--- Start of Supplied records ---

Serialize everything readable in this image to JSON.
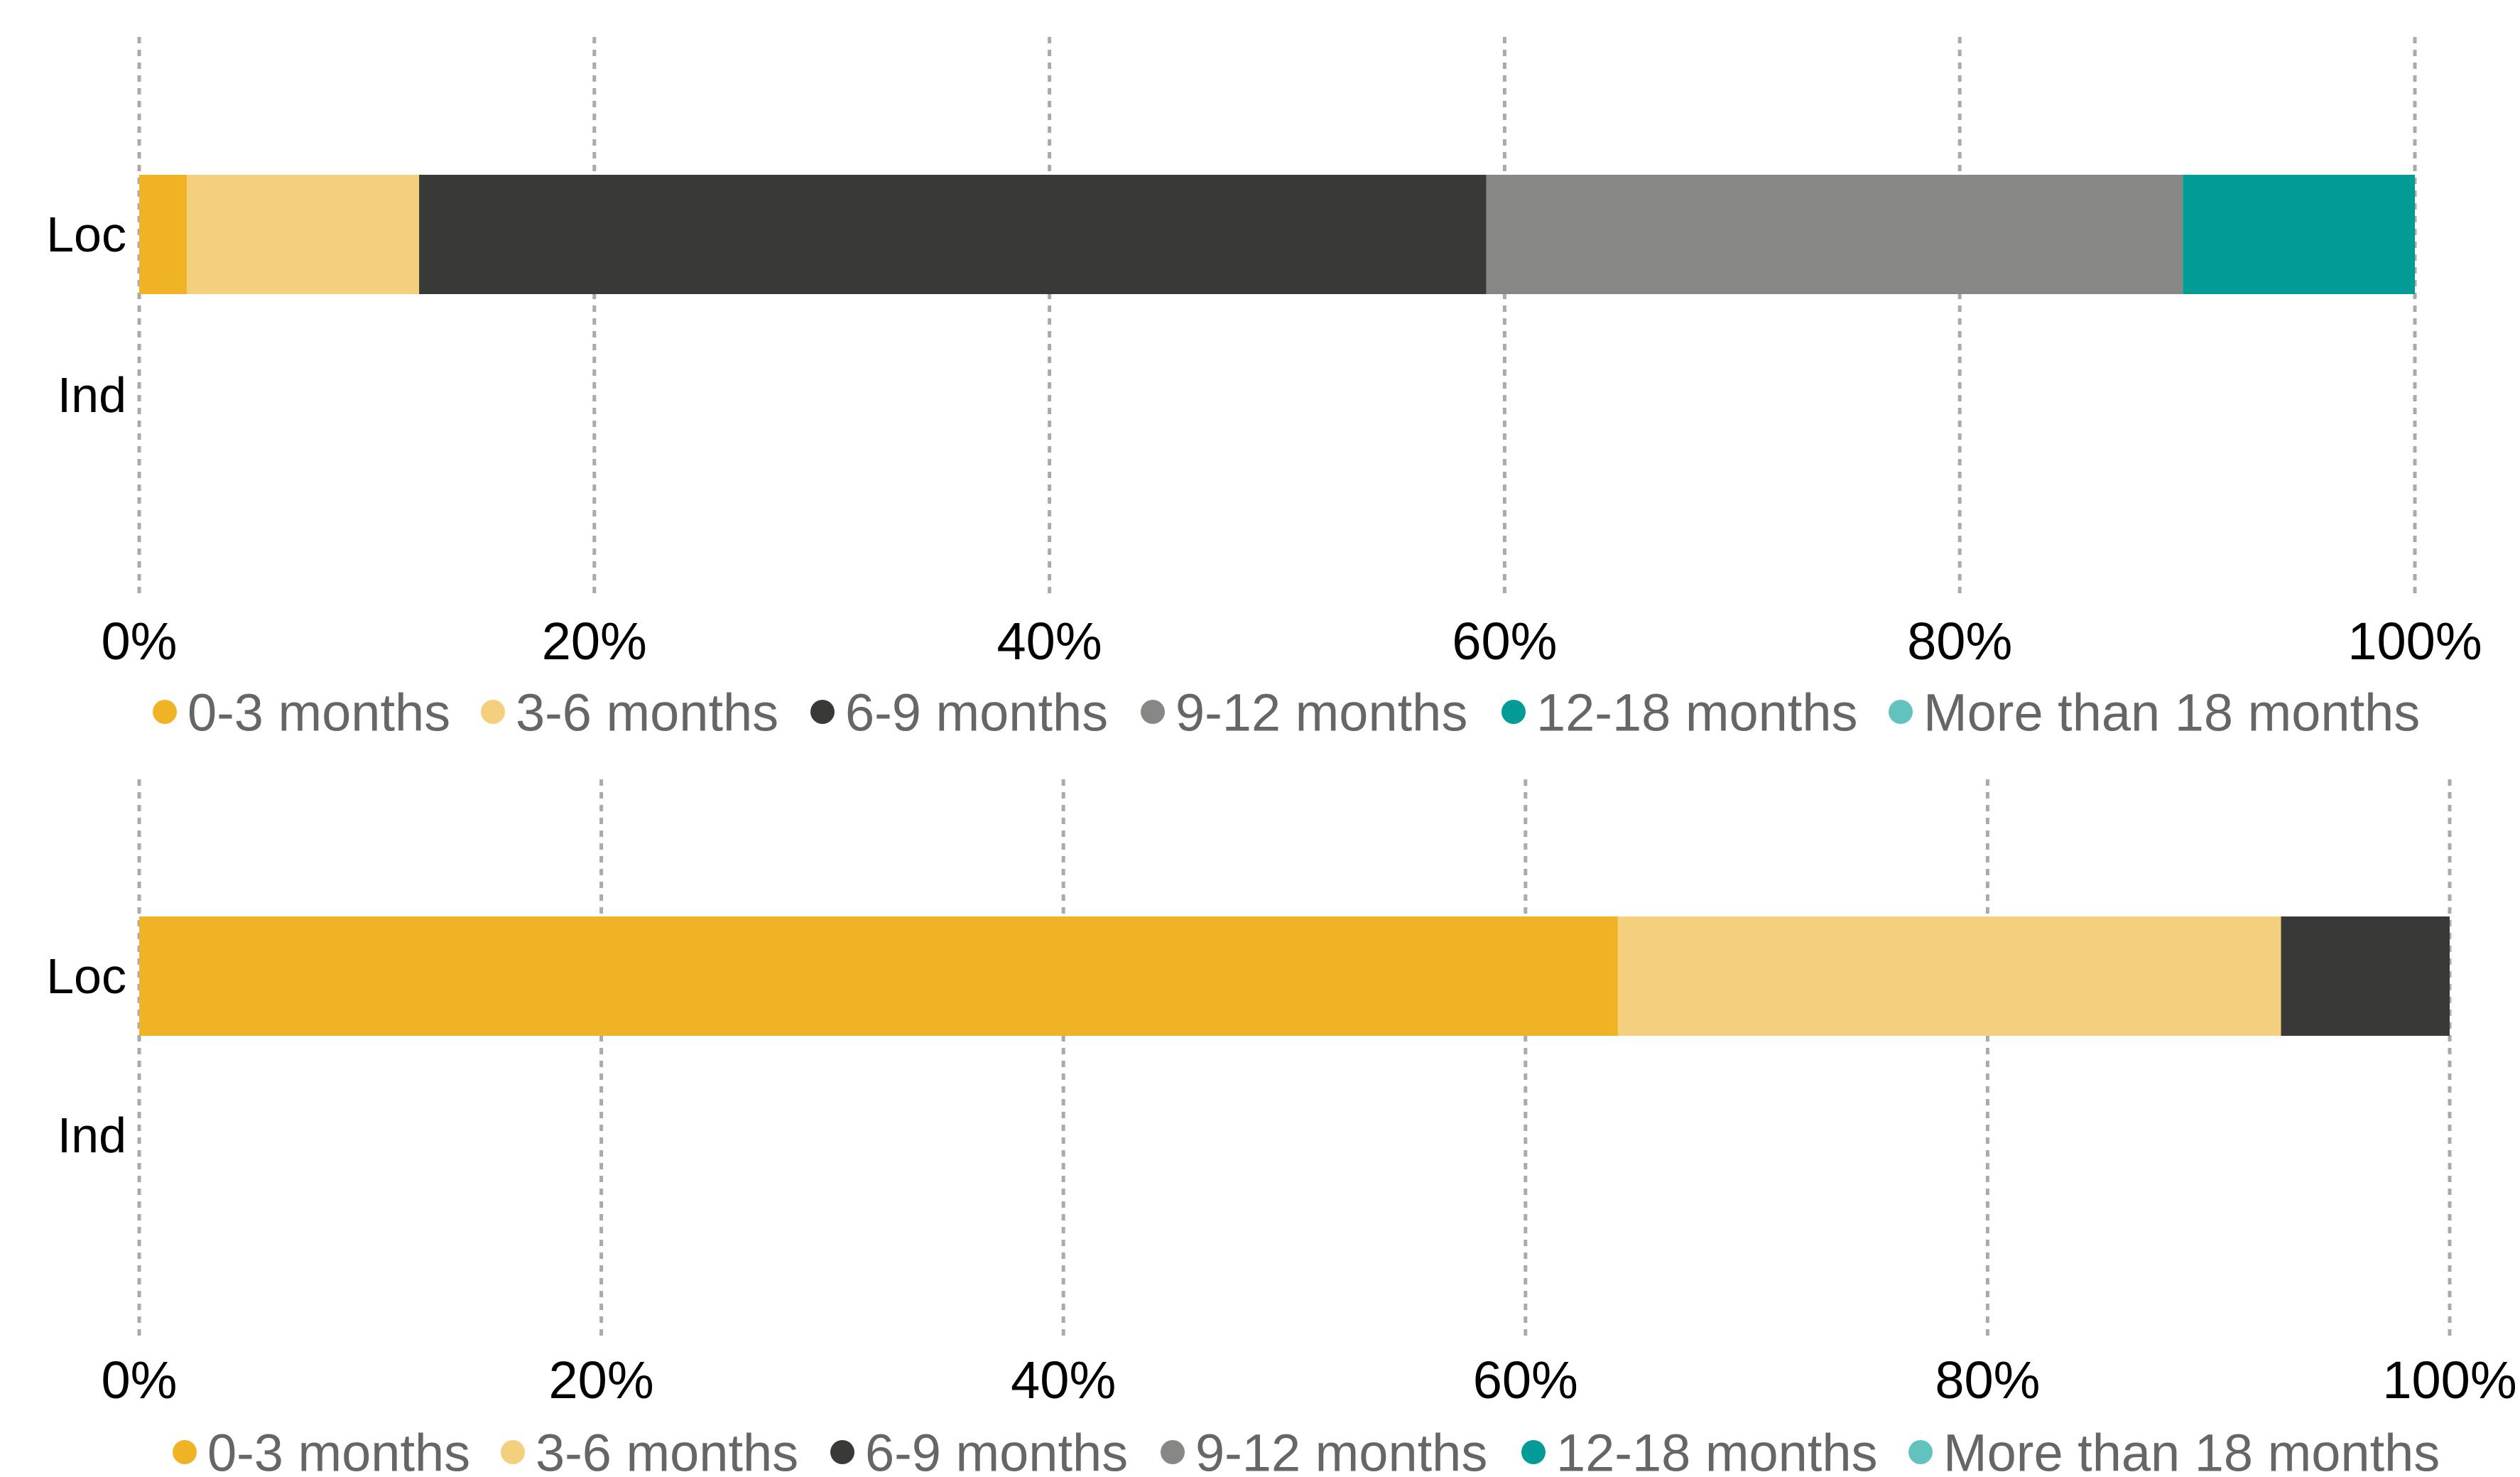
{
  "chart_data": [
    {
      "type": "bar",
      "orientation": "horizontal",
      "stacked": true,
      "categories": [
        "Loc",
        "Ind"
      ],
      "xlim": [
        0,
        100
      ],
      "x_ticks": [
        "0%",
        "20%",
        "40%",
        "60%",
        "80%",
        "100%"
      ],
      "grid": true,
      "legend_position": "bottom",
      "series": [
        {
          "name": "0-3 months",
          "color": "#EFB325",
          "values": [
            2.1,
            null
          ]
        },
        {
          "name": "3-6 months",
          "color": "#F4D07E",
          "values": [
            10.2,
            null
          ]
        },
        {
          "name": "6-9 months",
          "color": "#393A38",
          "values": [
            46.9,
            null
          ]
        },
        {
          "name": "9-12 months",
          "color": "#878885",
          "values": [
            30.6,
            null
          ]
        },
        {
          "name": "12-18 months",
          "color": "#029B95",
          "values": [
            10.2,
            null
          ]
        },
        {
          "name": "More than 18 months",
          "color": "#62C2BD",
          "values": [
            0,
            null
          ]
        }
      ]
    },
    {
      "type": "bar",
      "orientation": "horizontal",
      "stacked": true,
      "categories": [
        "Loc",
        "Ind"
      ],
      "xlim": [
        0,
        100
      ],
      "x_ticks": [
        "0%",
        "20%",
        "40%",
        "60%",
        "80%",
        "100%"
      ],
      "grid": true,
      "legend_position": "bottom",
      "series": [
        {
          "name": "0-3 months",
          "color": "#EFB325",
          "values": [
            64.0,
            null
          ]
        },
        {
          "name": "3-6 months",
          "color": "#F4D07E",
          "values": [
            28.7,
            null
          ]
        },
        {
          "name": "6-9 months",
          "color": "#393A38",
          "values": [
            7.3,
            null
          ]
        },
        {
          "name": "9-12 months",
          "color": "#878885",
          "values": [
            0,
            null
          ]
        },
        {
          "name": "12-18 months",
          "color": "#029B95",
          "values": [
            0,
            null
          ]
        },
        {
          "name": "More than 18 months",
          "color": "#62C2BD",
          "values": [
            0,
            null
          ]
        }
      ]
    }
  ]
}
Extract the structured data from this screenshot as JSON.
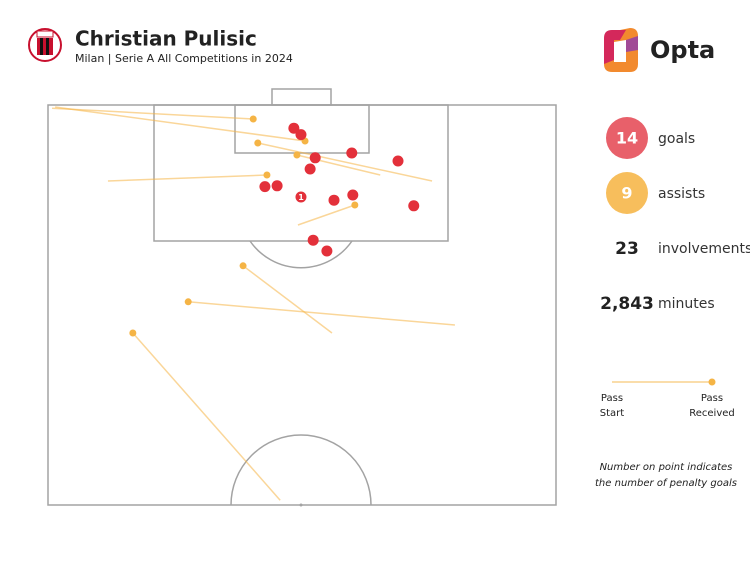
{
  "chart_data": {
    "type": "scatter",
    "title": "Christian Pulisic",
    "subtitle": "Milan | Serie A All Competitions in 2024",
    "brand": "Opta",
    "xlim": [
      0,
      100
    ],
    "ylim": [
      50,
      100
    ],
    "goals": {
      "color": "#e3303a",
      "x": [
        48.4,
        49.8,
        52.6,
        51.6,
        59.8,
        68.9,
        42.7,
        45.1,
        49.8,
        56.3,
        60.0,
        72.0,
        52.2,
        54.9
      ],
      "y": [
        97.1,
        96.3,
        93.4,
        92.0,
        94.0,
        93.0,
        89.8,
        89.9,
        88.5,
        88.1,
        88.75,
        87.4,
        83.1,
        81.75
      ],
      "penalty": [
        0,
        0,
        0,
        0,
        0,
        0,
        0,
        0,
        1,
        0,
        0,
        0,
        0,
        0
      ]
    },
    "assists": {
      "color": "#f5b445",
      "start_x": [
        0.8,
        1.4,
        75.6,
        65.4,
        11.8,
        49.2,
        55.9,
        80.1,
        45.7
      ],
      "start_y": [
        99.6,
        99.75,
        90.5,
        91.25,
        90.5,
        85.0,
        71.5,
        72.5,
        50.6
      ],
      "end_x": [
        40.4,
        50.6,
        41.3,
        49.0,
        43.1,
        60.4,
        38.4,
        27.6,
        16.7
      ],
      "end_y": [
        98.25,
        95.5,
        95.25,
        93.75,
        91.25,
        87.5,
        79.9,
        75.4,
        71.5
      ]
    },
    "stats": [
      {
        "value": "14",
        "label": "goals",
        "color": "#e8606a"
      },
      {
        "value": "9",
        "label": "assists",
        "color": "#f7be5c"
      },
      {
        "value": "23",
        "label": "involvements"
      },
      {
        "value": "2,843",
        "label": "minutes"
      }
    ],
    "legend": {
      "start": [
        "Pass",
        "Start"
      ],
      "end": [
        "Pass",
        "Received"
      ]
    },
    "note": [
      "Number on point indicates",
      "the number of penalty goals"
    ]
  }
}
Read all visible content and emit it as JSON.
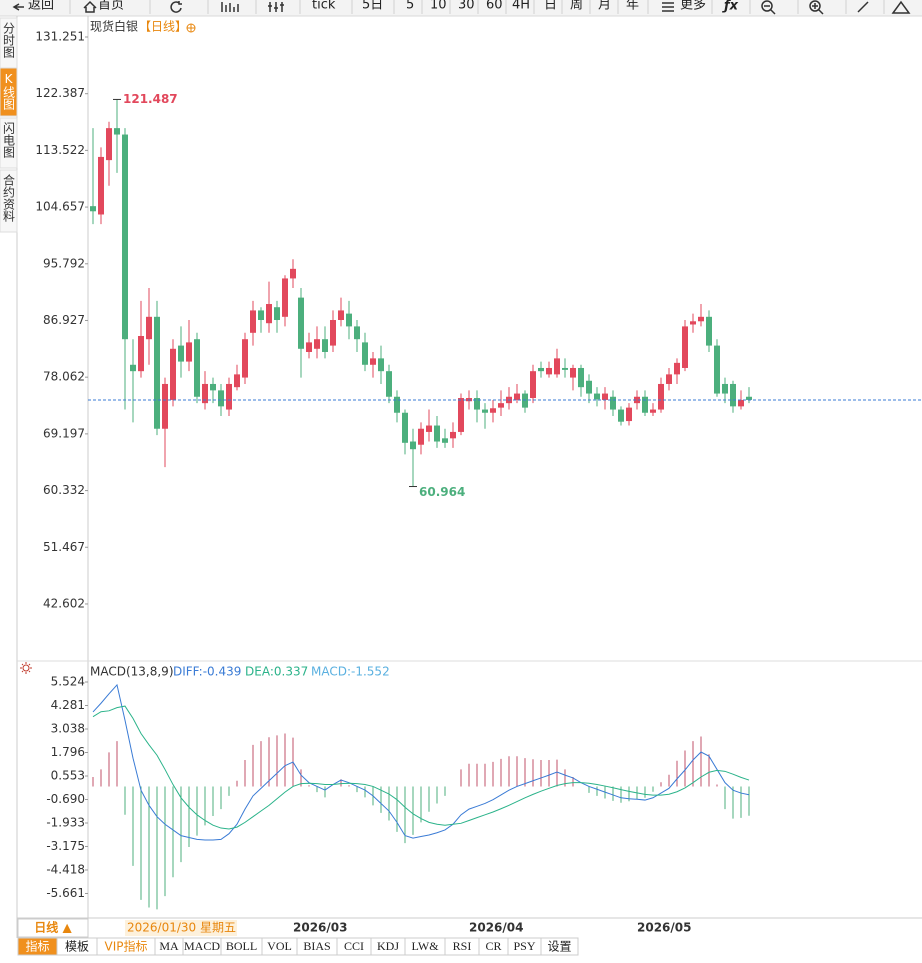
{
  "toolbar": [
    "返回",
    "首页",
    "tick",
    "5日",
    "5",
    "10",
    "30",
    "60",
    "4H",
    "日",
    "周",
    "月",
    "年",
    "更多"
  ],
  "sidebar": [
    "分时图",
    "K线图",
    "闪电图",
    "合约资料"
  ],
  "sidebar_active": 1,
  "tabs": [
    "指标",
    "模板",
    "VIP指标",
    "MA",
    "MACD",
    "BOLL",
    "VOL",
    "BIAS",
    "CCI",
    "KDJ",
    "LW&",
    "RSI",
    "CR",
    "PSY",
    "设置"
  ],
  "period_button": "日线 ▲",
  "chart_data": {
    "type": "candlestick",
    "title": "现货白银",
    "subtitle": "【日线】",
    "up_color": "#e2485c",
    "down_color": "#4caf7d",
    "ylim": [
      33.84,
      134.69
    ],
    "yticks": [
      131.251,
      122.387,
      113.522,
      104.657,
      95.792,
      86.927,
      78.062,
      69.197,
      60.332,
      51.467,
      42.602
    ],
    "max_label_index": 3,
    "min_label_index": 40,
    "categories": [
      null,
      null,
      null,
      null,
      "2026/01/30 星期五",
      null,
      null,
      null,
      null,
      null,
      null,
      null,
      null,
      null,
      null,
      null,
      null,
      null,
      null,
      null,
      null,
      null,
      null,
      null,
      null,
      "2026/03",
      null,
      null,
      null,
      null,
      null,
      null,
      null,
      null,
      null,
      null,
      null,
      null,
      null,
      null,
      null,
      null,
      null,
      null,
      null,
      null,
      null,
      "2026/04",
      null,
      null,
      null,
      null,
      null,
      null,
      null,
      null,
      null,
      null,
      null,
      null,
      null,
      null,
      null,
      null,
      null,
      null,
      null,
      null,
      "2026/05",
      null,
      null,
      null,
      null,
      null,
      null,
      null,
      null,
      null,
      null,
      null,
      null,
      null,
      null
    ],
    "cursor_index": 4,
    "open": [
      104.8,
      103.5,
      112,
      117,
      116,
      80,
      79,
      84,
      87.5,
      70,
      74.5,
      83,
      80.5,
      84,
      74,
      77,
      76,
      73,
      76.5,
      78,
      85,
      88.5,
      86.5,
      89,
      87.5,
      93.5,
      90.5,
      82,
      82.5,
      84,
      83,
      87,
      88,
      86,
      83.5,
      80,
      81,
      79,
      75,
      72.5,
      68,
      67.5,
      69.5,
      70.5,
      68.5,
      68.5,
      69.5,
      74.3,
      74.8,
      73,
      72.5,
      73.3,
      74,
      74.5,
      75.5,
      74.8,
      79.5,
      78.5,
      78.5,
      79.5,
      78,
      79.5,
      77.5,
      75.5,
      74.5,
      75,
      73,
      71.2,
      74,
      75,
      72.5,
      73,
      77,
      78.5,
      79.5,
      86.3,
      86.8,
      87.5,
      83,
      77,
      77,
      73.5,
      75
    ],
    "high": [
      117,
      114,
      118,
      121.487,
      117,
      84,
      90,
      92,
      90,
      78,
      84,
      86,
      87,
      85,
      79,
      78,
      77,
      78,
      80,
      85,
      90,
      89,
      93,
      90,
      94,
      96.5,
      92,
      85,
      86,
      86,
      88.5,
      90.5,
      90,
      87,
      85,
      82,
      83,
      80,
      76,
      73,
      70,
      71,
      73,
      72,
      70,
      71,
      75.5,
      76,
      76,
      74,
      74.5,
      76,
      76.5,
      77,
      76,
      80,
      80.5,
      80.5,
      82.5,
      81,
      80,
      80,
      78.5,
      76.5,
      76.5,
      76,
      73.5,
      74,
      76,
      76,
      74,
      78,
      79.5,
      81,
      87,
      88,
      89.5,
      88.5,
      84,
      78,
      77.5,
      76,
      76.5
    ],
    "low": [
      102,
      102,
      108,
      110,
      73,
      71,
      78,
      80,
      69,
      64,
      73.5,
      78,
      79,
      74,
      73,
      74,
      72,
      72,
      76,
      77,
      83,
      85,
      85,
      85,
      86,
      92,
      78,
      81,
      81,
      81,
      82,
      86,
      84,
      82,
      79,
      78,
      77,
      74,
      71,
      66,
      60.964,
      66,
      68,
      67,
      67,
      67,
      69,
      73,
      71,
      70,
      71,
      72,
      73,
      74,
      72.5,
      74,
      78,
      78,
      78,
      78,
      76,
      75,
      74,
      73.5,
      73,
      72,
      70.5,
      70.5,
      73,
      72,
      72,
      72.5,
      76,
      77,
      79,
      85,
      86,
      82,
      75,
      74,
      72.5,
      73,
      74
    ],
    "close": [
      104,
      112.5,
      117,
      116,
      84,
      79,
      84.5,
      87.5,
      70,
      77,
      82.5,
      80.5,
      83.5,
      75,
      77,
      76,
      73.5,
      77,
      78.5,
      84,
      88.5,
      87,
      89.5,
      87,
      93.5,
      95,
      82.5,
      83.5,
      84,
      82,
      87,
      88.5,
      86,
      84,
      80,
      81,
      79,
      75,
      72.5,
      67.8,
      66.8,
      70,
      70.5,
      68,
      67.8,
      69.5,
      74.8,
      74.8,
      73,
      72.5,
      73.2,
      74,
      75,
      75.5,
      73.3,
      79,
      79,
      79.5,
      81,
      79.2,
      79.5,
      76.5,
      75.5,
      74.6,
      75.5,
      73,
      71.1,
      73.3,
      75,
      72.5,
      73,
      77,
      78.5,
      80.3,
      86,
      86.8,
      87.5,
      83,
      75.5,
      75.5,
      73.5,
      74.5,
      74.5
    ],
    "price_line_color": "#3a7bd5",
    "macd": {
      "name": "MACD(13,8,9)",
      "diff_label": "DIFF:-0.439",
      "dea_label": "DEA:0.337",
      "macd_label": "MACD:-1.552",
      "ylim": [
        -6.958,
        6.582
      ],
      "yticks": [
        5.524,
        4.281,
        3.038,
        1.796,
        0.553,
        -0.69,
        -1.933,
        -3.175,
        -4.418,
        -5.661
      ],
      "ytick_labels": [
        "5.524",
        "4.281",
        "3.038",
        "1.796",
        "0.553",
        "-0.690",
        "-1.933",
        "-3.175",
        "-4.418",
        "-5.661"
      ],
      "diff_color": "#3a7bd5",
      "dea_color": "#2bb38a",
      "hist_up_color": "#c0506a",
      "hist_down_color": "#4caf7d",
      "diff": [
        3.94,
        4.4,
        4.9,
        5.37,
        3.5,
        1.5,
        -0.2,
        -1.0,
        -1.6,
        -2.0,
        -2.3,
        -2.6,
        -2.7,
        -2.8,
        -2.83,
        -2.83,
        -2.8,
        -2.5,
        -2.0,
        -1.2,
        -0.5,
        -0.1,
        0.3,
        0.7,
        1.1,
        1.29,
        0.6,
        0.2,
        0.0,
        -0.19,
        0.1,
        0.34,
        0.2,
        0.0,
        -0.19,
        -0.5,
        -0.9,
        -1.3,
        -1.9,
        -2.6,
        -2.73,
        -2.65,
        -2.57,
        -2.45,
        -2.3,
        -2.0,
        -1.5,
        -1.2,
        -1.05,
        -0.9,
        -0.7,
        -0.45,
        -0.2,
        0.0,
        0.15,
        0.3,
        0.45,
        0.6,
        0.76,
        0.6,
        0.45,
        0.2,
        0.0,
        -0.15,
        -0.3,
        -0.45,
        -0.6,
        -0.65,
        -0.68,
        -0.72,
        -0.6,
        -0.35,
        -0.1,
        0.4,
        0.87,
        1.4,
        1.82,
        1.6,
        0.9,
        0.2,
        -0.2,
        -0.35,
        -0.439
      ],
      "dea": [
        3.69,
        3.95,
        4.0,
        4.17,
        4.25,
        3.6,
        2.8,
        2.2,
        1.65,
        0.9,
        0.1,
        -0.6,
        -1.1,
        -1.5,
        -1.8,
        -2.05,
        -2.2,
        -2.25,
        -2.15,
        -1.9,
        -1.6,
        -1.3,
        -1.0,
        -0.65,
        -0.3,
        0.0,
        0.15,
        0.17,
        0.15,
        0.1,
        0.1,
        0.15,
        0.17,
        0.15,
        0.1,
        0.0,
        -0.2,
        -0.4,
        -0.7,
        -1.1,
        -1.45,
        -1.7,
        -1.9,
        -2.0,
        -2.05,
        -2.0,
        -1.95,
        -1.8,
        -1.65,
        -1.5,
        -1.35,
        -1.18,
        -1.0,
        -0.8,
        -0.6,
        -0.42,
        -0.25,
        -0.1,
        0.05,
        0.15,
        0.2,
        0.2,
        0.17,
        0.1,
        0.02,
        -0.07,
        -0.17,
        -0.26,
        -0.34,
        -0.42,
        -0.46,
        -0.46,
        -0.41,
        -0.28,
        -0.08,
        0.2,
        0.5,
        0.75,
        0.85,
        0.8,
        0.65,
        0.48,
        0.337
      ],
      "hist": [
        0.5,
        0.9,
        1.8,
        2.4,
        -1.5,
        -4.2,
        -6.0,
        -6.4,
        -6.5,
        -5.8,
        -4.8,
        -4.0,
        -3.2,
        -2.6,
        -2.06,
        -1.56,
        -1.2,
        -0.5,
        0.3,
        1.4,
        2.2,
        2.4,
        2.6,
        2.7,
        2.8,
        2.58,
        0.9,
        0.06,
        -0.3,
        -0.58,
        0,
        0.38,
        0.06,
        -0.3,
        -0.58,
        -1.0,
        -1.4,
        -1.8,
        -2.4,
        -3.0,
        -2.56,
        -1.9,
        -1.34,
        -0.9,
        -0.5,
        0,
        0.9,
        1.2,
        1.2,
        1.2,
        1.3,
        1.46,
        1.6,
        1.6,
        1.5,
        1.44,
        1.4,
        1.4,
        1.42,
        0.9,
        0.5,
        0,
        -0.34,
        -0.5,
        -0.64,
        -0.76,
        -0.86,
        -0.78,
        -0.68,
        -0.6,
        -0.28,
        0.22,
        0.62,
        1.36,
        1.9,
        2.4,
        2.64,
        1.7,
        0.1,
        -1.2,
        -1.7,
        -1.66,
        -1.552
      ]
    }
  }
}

--- End of Supplied records ---

> _Given request_: Work out how many lines of the material above contain the word "goals", then give only that figure.

> _Written response_: 3